## INSTRUCTION
Locate the lines that hold the string "this". Copy every such line.

[Extracted data entries]

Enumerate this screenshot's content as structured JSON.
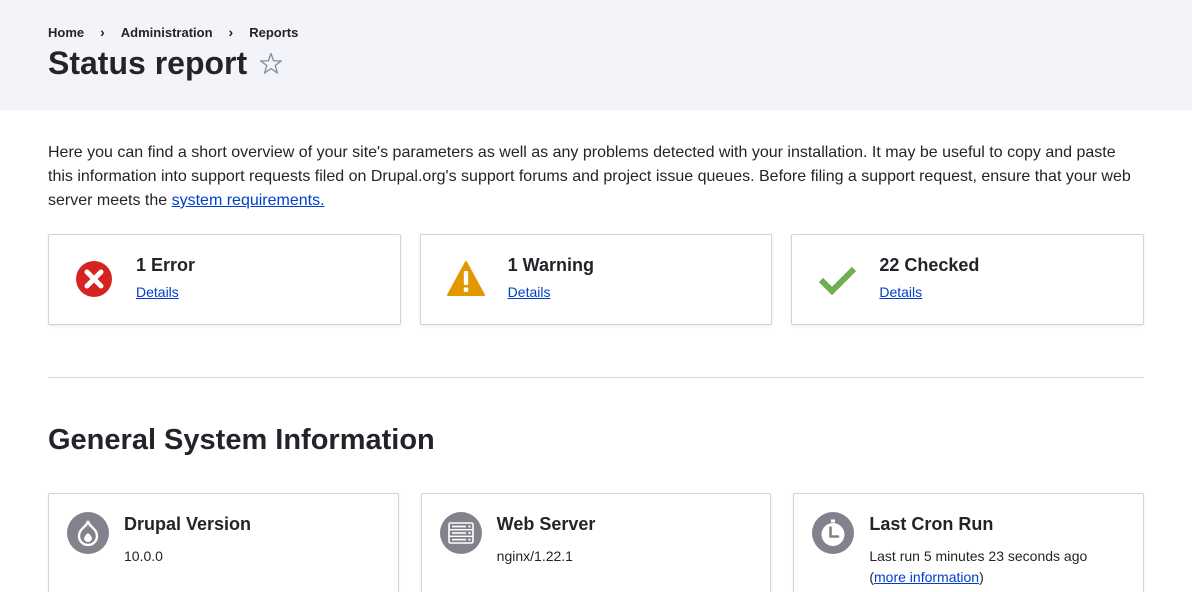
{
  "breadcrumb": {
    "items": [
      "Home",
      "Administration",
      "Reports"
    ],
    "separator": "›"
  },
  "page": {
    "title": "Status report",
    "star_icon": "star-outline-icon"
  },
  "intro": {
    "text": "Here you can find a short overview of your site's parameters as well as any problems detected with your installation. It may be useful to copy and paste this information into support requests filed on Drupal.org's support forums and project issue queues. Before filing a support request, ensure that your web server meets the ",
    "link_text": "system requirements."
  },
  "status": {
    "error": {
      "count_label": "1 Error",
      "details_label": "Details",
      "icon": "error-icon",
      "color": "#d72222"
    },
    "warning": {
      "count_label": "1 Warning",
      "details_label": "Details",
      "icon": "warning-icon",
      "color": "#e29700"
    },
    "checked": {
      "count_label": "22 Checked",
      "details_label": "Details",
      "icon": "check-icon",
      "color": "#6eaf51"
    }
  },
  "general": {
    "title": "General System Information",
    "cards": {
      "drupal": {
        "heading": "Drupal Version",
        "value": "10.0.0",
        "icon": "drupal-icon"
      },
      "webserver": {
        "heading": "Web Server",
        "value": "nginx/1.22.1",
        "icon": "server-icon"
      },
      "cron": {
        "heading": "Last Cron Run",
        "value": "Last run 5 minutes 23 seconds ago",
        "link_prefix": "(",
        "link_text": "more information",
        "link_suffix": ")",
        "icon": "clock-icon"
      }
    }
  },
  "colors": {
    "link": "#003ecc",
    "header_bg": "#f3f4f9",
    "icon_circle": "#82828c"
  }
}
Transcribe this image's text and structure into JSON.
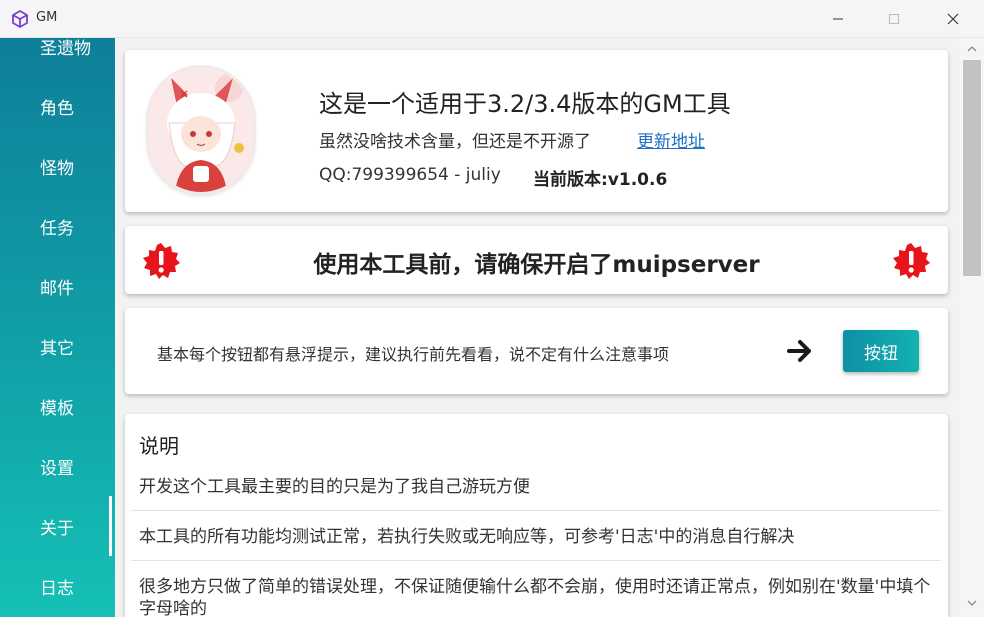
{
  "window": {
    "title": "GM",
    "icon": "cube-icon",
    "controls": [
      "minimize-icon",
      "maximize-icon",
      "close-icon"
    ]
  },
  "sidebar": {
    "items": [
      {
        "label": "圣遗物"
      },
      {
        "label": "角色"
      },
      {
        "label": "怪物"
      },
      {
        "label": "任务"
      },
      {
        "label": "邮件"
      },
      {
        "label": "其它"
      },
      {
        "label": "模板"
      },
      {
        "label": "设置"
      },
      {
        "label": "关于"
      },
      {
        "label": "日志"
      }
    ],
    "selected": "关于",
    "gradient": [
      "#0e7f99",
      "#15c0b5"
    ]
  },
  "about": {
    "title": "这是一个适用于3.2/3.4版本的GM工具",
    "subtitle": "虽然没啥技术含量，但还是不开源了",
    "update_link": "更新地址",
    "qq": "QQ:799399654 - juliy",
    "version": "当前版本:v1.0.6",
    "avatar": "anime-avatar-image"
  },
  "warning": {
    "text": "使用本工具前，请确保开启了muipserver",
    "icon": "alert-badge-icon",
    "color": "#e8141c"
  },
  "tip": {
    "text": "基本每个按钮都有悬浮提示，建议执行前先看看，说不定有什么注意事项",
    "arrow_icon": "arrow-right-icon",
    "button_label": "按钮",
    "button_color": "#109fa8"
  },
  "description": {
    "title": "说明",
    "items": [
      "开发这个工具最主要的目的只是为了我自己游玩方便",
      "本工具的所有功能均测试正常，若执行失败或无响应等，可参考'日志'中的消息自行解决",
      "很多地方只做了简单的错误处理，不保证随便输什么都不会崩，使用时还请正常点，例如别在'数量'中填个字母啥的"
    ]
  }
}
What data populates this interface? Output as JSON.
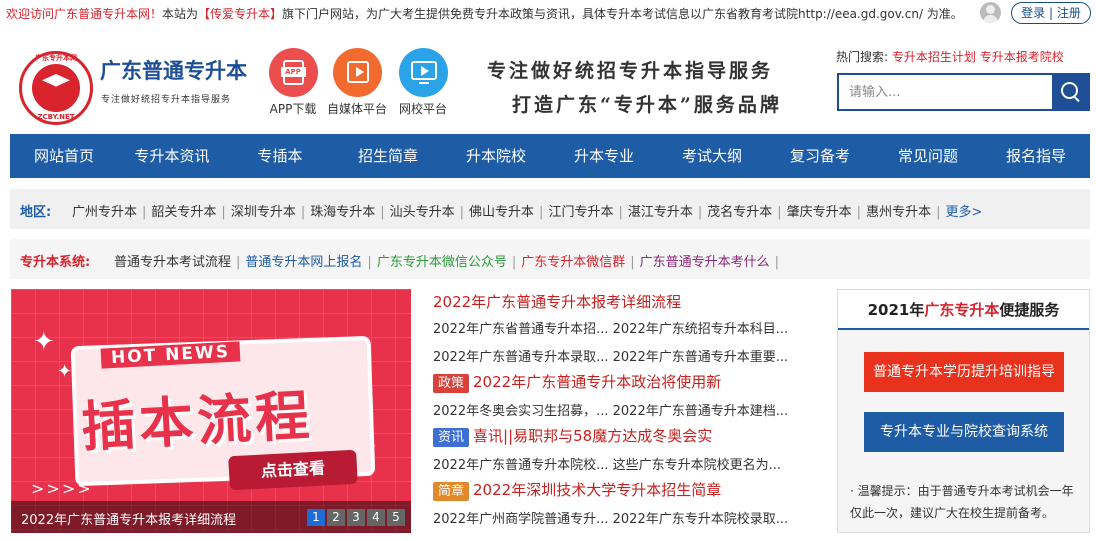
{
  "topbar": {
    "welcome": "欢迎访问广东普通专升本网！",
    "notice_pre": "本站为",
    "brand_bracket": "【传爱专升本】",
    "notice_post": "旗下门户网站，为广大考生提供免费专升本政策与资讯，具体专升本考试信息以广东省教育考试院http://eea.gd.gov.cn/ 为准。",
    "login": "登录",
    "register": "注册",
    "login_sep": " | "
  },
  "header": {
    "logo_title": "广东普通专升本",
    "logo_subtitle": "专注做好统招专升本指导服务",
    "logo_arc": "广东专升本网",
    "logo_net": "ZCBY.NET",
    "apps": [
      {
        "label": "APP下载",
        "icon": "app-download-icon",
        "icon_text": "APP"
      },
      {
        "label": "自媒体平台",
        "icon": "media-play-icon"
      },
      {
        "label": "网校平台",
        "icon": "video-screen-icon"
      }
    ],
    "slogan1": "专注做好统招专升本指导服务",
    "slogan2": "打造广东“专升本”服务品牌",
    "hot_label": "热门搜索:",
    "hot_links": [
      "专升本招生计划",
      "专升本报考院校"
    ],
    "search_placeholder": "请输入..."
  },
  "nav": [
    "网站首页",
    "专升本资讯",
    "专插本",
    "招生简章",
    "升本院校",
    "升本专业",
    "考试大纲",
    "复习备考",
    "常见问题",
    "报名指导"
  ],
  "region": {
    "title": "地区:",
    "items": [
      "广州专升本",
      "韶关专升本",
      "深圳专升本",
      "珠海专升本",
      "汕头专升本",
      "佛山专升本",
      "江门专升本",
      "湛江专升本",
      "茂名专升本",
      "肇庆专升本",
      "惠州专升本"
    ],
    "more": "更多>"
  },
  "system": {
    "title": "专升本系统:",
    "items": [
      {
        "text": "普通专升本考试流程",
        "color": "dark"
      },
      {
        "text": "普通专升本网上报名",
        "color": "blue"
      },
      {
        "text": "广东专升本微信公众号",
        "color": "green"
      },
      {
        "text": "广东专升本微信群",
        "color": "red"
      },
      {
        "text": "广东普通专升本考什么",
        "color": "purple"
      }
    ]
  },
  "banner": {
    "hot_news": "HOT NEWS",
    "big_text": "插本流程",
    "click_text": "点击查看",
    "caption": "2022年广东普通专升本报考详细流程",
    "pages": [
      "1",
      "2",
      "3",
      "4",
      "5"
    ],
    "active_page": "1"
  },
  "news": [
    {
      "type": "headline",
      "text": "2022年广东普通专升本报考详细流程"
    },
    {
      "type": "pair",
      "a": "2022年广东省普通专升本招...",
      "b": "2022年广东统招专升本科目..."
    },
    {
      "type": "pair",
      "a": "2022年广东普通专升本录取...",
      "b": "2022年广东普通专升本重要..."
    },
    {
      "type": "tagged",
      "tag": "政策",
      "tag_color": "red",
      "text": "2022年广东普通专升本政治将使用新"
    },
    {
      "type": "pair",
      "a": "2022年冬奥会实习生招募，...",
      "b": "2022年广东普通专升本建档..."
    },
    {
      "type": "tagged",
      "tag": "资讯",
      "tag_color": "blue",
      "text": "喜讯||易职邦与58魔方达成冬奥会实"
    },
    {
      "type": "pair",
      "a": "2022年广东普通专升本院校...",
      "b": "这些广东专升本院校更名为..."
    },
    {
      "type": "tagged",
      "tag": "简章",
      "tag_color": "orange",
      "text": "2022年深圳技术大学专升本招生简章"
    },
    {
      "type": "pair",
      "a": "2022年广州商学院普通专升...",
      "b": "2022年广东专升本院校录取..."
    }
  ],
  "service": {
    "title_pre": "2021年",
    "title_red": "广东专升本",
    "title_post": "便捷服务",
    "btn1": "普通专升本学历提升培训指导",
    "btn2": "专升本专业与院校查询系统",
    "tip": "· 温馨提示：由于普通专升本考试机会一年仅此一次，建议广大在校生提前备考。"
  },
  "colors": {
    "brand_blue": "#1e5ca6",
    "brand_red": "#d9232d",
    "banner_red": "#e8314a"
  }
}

## THE SOLUTION
Enumerate this screenshot's content as structured JSON.
    "text": "Here you can find a short overview of your site's parameters as well as any problems detected with your installation. It may be useful to copy and paste this information into support requests filed on Drupal.org's support forums and project issue queues. Before filing a support request, ensure that your web server meets the ",
Transcribe this image's text and structure into JSON.
What data populates this interface? Output as JSON.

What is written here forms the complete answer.